**Prompt**
Extract each line of the records below that contains the word "style".

Data extracted from a collection
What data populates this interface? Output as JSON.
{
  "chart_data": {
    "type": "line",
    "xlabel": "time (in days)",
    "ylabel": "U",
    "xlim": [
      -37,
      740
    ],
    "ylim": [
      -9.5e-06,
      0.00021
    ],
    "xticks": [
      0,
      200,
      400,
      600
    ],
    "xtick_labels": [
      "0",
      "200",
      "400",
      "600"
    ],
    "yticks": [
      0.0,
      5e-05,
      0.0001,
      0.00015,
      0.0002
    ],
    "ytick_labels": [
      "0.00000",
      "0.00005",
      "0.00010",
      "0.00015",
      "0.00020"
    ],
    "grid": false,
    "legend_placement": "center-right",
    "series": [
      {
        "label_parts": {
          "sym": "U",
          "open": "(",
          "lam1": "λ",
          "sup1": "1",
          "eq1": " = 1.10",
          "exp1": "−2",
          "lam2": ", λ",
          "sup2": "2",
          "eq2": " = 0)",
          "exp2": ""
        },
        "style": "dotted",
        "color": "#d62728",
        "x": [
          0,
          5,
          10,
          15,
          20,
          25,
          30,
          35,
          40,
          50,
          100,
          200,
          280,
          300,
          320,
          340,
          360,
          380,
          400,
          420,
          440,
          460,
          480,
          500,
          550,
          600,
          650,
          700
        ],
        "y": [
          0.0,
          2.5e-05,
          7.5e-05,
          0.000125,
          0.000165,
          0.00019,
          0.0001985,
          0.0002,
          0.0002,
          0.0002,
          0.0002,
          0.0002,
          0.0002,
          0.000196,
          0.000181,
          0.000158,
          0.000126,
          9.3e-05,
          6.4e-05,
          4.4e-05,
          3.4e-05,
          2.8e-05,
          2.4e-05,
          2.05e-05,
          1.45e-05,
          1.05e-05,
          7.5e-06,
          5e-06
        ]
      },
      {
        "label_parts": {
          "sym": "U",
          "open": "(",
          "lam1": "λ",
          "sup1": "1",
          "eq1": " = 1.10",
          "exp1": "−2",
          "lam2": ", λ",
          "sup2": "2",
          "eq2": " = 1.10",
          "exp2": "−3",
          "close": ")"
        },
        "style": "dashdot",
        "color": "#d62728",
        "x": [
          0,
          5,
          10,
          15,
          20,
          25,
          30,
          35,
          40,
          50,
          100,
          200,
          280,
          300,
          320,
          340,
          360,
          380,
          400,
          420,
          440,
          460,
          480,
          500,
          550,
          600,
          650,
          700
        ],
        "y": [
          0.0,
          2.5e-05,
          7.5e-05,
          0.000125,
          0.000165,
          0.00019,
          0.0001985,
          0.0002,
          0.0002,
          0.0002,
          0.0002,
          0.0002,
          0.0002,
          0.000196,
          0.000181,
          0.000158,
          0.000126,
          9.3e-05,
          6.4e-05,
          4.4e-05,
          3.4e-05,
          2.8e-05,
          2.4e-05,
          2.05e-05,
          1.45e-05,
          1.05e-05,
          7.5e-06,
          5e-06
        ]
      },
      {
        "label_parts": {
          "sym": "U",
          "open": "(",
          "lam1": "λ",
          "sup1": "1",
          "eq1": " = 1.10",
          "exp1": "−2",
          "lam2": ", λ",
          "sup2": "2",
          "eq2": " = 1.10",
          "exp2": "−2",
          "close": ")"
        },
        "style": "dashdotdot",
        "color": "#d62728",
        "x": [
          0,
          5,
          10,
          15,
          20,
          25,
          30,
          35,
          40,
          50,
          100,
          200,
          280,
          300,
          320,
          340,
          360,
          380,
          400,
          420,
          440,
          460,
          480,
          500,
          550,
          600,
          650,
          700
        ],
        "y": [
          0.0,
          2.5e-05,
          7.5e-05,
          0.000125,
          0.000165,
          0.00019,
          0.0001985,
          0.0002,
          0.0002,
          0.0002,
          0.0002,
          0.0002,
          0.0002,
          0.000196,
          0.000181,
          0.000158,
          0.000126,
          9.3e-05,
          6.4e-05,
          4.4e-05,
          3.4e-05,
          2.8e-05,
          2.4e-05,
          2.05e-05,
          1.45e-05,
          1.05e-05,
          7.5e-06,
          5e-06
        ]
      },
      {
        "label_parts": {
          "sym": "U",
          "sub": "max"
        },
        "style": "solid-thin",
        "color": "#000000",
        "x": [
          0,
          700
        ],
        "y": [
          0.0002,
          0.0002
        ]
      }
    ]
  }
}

**Final answer**
        "style": "dotted",
        "style": "dashdot",
        "style": "dashdotdot",
        "style": "solid-thin",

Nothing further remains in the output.